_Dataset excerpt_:
○ ○ ○ ○

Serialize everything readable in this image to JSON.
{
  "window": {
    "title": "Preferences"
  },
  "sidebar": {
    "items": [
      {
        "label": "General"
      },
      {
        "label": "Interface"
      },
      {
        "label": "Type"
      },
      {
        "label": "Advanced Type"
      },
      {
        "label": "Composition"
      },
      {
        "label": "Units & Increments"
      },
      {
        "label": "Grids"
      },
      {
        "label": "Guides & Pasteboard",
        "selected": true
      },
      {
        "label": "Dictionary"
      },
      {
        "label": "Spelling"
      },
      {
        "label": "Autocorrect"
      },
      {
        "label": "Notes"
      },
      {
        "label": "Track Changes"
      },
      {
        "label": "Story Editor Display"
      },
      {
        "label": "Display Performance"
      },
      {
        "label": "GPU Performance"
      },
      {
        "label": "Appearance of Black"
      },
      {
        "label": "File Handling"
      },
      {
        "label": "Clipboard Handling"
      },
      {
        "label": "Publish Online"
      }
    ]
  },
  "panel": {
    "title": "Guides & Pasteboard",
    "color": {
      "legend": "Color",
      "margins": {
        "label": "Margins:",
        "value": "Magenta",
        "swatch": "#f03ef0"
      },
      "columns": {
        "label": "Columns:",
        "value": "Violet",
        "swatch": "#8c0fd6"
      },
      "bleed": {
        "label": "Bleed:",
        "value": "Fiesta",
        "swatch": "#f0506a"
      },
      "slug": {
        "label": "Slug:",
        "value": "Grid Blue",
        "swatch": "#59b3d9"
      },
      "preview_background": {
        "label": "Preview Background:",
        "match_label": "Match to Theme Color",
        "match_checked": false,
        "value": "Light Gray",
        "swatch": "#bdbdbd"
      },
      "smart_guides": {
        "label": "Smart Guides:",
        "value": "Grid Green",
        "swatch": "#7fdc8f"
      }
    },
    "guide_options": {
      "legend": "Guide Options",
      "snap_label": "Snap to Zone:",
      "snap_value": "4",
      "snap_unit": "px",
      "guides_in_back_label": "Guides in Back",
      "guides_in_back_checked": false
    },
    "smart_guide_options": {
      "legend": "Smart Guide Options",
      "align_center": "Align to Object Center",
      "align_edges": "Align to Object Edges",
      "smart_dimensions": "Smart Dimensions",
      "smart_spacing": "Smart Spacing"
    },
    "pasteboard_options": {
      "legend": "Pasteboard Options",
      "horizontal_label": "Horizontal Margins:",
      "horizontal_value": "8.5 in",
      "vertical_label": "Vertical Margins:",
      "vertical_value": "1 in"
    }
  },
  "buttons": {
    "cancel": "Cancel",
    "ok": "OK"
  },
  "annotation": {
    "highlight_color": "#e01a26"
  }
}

○ ○ ○ ○

_EXERCISE REQUIREMENTS_: Repeat each entry word for word.

_OUTPUT_:
Serialize everything readable in this image to JSON.
{
  "window": {
    "title": "Preferences"
  },
  "sidebar": {
    "items": [
      {
        "label": "General"
      },
      {
        "label": "Interface"
      },
      {
        "label": "Type"
      },
      {
        "label": "Advanced Type"
      },
      {
        "label": "Composition"
      },
      {
        "label": "Units & Increments"
      },
      {
        "label": "Grids"
      },
      {
        "label": "Guides & Pasteboard",
        "selected": true
      },
      {
        "label": "Dictionary"
      },
      {
        "label": "Spelling"
      },
      {
        "label": "Autocorrect"
      },
      {
        "label": "Notes"
      },
      {
        "label": "Track Changes"
      },
      {
        "label": "Story Editor Display"
      },
      {
        "label": "Display Performance"
      },
      {
        "label": "GPU Performance"
      },
      {
        "label": "Appearance of Black"
      },
      {
        "label": "File Handling"
      },
      {
        "label": "Clipboard Handling"
      },
      {
        "label": "Publish Online"
      }
    ]
  },
  "panel": {
    "title": "Guides & Pasteboard",
    "color": {
      "legend": "Color",
      "margins": {
        "label": "Margins:",
        "value": "Magenta",
        "swatch": "#f03ef0"
      },
      "columns": {
        "label": "Columns:",
        "value": "Violet",
        "swatch": "#8c0fd6"
      },
      "bleed": {
        "label": "Bleed:",
        "value": "Fiesta",
        "swatch": "#f0506a"
      },
      "slug": {
        "label": "Slug:",
        "value": "Grid Blue",
        "swatch": "#59b3d9"
      },
      "preview_background": {
        "label": "Preview Background:",
        "match_label": "Match to Theme Color",
        "match_checked": false,
        "value": "Light Gray",
        "swatch": "#bdbdbd"
      },
      "smart_guides": {
        "label": "Smart Guides:",
        "value": "Grid Green",
        "swatch": "#7fdc8f"
      }
    },
    "guide_options": {
      "legend": "Guide Options",
      "snap_label": "Snap to Zone:",
      "snap_value": "4",
      "snap_unit": "px",
      "guides_in_back_label": "Guides in Back",
      "guides_in_back_checked": false
    },
    "smart_guide_options": {
      "legend": "Smart Guide Options",
      "align_center": "Align to Object Center",
      "align_edges": "Align to Object Edges",
      "smart_dimensions": "Smart Dimensions",
      "smart_spacing": "Smart Spacing"
    },
    "pasteboard_options": {
      "legend": "Pasteboard Options",
      "horizontal_label": "Horizontal Margins:",
      "horizontal_value": "8.5 in",
      "vertical_label": "Vertical Margins:",
      "vertical_value": "1 in"
    }
  },
  "buttons": {
    "cancel": "Cancel",
    "ok": "OK"
  },
  "annotation": {
    "highlight_color": "#e01a26"
  }
}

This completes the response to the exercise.